_RAW DATA_
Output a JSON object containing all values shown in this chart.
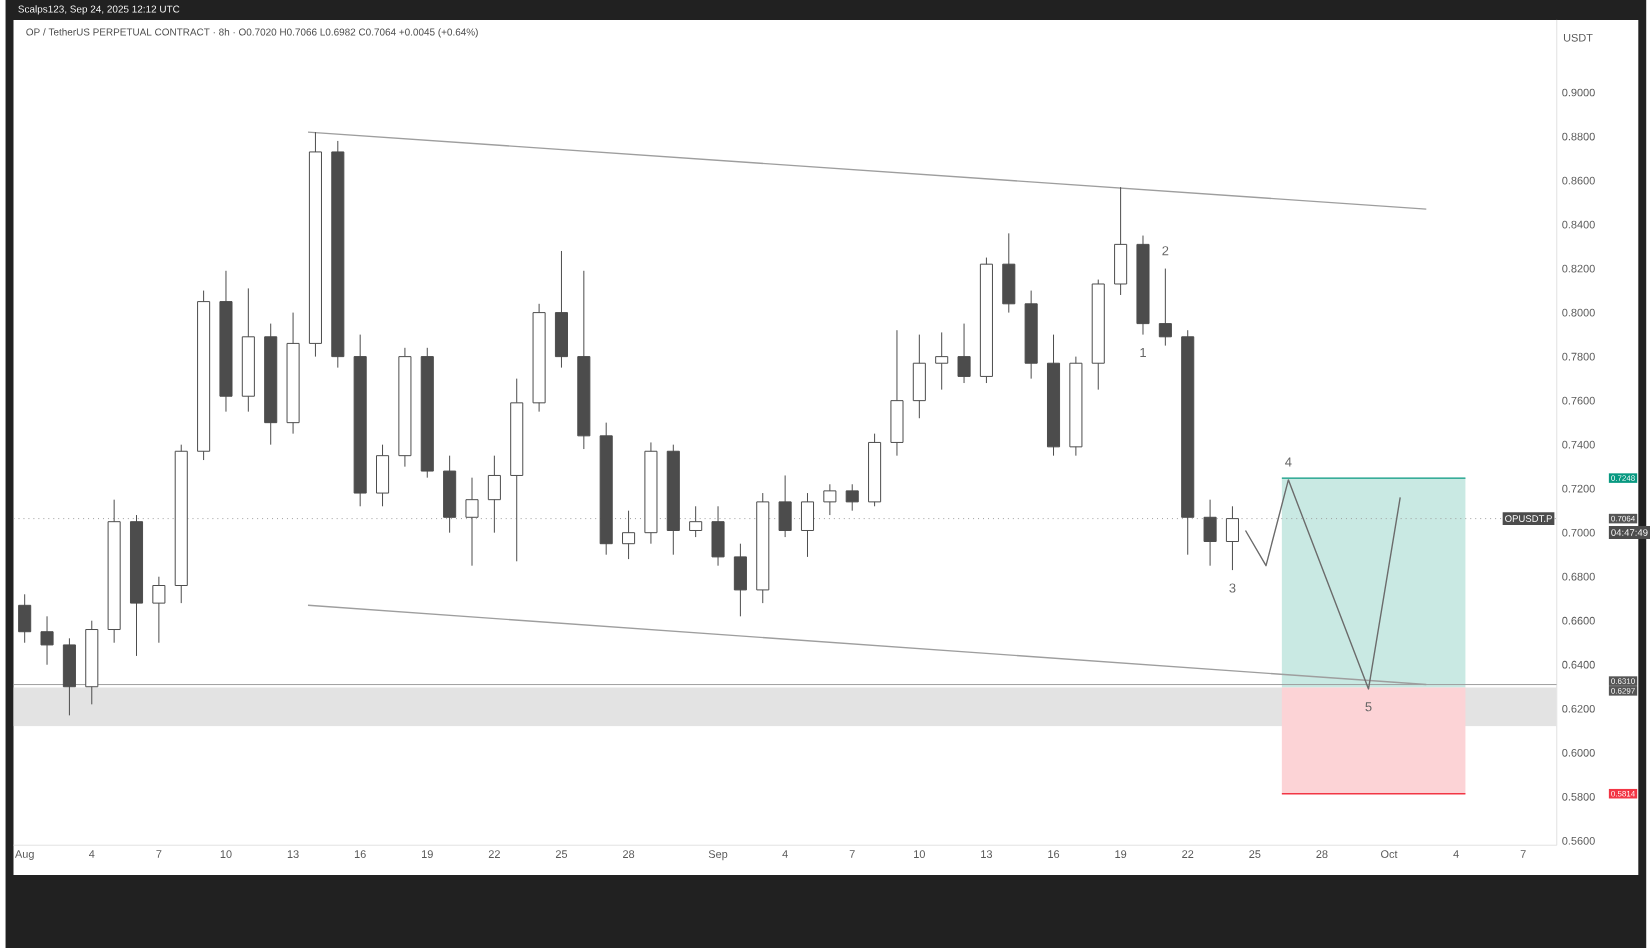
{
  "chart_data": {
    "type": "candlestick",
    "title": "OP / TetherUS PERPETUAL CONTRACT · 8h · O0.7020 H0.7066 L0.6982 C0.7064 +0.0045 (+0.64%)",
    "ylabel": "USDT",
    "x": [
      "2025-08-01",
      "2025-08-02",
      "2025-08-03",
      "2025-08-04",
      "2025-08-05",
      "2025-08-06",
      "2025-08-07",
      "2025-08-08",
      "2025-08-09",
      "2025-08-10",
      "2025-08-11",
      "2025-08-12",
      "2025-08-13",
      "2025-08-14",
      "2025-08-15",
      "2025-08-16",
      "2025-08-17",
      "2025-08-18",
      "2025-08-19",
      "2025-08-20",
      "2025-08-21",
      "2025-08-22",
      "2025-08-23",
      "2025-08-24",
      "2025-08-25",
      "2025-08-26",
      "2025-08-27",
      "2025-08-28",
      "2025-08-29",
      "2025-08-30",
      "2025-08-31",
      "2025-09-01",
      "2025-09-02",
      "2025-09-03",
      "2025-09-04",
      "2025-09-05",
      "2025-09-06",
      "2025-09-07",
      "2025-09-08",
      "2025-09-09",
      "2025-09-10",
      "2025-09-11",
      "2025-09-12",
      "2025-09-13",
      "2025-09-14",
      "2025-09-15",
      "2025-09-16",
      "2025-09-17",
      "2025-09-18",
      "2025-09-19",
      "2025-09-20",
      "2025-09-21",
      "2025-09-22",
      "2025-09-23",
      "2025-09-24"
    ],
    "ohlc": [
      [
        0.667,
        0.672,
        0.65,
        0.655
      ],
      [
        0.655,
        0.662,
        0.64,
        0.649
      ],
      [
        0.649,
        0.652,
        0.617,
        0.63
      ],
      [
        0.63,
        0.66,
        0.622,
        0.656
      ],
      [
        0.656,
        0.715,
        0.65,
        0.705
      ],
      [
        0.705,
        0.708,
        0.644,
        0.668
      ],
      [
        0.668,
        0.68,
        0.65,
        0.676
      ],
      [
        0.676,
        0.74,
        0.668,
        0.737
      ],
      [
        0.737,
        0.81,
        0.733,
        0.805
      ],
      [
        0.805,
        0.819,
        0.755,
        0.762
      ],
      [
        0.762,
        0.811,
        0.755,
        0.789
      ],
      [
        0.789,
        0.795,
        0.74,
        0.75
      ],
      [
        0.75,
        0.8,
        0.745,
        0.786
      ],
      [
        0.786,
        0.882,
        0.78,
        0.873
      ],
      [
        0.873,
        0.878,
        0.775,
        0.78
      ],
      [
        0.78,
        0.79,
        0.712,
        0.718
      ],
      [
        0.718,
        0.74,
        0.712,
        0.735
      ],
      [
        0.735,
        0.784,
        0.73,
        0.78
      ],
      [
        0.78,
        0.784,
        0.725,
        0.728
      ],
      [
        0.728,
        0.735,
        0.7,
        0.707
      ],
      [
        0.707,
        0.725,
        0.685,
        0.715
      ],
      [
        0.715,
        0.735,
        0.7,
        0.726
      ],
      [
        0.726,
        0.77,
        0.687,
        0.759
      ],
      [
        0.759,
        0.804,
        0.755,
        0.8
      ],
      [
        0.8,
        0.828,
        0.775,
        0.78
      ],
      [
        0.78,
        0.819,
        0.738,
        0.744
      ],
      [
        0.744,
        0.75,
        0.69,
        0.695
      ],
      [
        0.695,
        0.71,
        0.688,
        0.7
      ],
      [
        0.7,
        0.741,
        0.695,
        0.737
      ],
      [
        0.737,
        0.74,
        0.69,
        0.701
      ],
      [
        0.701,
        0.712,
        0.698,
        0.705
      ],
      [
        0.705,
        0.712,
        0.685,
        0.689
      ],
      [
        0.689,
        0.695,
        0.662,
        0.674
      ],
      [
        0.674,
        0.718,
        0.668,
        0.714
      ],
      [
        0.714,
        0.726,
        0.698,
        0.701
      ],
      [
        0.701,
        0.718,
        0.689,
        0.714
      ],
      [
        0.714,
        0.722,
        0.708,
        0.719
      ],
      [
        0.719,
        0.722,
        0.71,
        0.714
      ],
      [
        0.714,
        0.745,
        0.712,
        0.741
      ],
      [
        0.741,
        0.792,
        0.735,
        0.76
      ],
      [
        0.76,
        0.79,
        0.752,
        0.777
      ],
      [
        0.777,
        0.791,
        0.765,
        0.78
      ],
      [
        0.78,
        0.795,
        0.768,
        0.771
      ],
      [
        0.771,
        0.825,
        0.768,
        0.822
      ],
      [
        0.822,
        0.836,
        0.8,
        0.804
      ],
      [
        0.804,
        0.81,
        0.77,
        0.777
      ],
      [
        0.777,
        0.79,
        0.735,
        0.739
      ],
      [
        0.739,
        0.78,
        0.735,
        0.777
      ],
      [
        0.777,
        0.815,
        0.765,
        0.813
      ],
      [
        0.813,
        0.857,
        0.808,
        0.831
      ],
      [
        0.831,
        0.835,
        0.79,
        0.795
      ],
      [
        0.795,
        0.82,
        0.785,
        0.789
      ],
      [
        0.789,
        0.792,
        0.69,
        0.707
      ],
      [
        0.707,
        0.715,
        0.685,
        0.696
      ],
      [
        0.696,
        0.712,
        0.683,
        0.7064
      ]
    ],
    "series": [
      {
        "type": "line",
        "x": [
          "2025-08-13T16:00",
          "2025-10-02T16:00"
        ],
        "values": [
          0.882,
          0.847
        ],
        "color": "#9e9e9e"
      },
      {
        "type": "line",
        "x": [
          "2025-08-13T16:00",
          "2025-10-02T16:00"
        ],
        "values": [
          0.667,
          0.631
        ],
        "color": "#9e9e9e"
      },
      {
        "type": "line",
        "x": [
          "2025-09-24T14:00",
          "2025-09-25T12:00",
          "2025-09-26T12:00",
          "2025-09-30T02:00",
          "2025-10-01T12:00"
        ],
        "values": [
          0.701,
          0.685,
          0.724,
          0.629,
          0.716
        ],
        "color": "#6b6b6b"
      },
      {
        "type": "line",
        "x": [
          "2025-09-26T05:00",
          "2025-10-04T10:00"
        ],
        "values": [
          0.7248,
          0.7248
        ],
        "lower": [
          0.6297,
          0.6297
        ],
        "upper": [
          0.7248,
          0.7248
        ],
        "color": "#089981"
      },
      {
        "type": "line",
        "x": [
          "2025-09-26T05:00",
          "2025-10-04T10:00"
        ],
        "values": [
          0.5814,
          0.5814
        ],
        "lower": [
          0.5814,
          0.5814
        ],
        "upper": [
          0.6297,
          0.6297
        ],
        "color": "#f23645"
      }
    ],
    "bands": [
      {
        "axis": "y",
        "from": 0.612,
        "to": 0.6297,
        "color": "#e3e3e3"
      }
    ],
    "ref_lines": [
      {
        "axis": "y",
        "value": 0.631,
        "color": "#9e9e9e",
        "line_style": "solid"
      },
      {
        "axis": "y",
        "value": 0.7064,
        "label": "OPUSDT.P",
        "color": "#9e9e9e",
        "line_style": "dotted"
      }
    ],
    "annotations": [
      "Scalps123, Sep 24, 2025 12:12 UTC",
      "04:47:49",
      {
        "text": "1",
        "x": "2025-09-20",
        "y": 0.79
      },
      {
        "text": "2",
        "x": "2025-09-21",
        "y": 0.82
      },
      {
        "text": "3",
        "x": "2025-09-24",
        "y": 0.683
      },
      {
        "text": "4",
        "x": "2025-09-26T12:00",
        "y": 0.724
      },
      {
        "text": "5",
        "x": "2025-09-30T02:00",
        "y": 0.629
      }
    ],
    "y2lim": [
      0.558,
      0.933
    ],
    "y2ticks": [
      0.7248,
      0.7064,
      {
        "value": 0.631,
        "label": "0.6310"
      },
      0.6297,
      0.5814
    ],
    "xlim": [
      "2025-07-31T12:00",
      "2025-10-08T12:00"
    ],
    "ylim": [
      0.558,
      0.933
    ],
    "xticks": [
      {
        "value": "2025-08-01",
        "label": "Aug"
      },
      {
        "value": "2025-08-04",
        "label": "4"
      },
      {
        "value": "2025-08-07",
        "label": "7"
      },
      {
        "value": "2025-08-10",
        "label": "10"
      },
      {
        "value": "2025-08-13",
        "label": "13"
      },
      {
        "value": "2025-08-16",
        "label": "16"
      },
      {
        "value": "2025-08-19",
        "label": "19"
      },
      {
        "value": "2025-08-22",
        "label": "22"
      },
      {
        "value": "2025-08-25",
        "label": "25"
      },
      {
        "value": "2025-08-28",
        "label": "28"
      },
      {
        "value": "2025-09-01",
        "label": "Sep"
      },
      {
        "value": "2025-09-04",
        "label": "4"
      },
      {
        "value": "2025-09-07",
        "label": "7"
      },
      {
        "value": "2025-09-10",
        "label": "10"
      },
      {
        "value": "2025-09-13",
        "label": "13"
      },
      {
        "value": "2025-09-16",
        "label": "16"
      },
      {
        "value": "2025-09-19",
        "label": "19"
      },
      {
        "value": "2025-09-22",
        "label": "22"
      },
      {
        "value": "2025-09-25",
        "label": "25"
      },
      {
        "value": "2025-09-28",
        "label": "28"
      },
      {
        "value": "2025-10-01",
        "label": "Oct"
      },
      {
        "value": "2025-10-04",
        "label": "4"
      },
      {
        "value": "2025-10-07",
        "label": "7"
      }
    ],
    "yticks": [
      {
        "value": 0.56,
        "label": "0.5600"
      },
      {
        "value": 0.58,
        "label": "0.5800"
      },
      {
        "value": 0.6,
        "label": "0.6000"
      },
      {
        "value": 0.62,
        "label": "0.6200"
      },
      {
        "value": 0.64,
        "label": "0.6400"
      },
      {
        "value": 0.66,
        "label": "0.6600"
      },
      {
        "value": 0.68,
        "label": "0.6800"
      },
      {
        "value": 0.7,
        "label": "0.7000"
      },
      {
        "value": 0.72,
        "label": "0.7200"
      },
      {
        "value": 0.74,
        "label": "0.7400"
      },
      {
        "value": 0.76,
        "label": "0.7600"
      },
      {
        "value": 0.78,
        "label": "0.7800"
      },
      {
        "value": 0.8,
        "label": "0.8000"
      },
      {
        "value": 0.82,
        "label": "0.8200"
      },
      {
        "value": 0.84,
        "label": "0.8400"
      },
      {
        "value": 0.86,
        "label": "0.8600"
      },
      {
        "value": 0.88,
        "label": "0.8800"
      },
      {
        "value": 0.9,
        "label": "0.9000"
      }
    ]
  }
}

* * *

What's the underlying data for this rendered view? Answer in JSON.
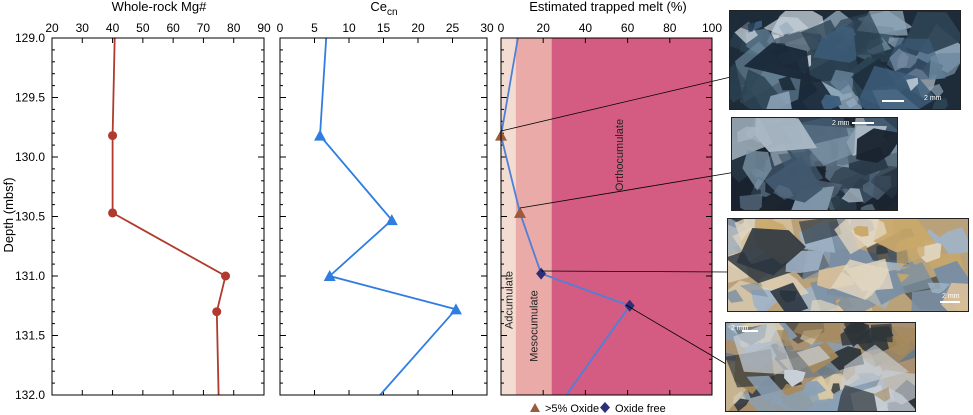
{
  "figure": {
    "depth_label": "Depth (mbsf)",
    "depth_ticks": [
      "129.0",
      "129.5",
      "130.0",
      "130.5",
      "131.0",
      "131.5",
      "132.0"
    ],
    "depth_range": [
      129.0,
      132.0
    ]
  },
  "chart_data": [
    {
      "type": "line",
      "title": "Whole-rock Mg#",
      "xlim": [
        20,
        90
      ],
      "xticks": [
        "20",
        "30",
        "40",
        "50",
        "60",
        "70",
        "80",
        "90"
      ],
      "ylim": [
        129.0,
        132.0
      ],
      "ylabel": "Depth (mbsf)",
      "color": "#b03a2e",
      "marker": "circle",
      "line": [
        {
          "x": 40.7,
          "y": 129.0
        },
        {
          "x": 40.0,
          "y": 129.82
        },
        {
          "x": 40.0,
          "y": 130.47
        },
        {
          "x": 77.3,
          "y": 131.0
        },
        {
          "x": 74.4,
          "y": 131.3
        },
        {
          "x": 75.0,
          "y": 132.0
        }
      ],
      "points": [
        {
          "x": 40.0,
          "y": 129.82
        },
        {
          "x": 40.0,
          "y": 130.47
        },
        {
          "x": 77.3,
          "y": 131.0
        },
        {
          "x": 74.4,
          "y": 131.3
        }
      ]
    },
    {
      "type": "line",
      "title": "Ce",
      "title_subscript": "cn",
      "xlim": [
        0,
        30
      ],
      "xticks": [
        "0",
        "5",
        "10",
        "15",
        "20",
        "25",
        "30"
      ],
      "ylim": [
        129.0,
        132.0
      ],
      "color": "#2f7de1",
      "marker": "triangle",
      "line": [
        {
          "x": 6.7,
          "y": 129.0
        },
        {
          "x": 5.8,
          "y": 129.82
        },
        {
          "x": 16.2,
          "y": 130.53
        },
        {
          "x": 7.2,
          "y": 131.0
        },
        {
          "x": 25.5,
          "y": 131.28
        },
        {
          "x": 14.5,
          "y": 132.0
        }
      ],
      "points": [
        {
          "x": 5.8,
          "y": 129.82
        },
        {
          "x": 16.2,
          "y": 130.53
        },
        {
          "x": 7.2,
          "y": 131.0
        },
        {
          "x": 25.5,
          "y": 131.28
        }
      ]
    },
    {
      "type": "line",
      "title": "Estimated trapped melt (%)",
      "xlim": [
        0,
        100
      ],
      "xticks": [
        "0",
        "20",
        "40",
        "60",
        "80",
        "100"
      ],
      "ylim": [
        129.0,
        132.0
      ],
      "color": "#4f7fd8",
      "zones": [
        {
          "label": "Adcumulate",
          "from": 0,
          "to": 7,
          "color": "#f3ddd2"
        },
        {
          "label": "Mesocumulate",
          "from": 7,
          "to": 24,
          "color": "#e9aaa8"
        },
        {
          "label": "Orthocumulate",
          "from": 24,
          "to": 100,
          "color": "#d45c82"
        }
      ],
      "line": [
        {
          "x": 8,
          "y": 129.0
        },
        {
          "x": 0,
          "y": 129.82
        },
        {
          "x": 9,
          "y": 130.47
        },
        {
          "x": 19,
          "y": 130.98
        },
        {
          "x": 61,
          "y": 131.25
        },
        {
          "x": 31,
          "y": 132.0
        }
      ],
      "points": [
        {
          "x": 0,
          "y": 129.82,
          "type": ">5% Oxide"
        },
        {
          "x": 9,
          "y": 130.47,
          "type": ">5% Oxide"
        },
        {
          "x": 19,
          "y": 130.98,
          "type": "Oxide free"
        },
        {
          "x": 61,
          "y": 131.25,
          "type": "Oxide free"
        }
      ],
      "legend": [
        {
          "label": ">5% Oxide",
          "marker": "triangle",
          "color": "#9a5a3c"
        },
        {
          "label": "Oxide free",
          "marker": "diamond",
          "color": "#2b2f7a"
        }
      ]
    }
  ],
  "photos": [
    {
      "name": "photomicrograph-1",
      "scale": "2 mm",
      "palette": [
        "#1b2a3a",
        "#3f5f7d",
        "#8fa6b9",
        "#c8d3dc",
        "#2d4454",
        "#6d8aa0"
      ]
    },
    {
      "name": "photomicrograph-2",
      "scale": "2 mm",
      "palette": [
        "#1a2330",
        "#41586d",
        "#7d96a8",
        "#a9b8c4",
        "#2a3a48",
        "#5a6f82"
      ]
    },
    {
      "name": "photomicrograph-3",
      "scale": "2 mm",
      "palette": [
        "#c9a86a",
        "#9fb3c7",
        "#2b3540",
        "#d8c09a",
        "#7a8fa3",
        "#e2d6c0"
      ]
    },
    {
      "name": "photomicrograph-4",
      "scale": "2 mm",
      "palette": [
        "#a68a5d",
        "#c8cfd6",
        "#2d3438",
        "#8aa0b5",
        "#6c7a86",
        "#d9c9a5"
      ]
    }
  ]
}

_REQUEST_
Out of the preceding entries, pull every line containing the string "photomicrograph".

_COMPLETE RESPONSE_
      "name": "photomicrograph-1",
      "name": "photomicrograph-2",
      "name": "photomicrograph-3",
      "name": "photomicrograph-4",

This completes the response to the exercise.